* _Exercise objective_
Below is a set of records. Repeat all of them exactly.

* _Records for this task_
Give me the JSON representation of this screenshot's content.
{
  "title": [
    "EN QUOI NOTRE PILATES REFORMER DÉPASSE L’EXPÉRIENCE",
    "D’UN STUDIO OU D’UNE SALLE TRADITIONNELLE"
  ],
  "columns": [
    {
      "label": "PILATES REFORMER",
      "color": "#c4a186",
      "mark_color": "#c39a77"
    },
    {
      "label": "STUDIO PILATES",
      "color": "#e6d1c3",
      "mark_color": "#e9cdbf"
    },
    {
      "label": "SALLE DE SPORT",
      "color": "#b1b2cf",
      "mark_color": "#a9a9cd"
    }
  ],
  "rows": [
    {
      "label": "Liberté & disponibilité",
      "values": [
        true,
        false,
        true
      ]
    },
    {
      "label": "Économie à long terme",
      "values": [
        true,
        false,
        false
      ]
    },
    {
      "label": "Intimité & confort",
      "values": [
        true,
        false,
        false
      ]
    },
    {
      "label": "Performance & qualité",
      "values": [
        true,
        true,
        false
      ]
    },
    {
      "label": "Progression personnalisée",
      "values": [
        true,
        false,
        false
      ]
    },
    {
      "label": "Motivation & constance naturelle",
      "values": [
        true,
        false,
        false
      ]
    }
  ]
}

* _Result of this task_
Give me the JSON representation of this screenshot's content.
{
  "title": [
    "EN QUOI NOTRE PILATES REFORMER DÉPASSE L’EXPÉRIENCE",
    "D’UN STUDIO OU D’UNE SALLE TRADITIONNELLE"
  ],
  "columns": [
    {
      "label": "PILATES REFORMER",
      "color": "#c4a186",
      "mark_color": "#c39a77"
    },
    {
      "label": "STUDIO PILATES",
      "color": "#e6d1c3",
      "mark_color": "#e9cdbf"
    },
    {
      "label": "SALLE DE SPORT",
      "color": "#b1b2cf",
      "mark_color": "#a9a9cd"
    }
  ],
  "rows": [
    {
      "label": "Liberté & disponibilité",
      "values": [
        true,
        false,
        true
      ]
    },
    {
      "label": "Économie à long terme",
      "values": [
        true,
        false,
        false
      ]
    },
    {
      "label": "Intimité & confort",
      "values": [
        true,
        false,
        false
      ]
    },
    {
      "label": "Performance & qualité",
      "values": [
        true,
        true,
        false
      ]
    },
    {
      "label": "Progression personnalisée",
      "values": [
        true,
        false,
        false
      ]
    },
    {
      "label": "Motivation & constance naturelle",
      "values": [
        true,
        false,
        false
      ]
    }
  ]
}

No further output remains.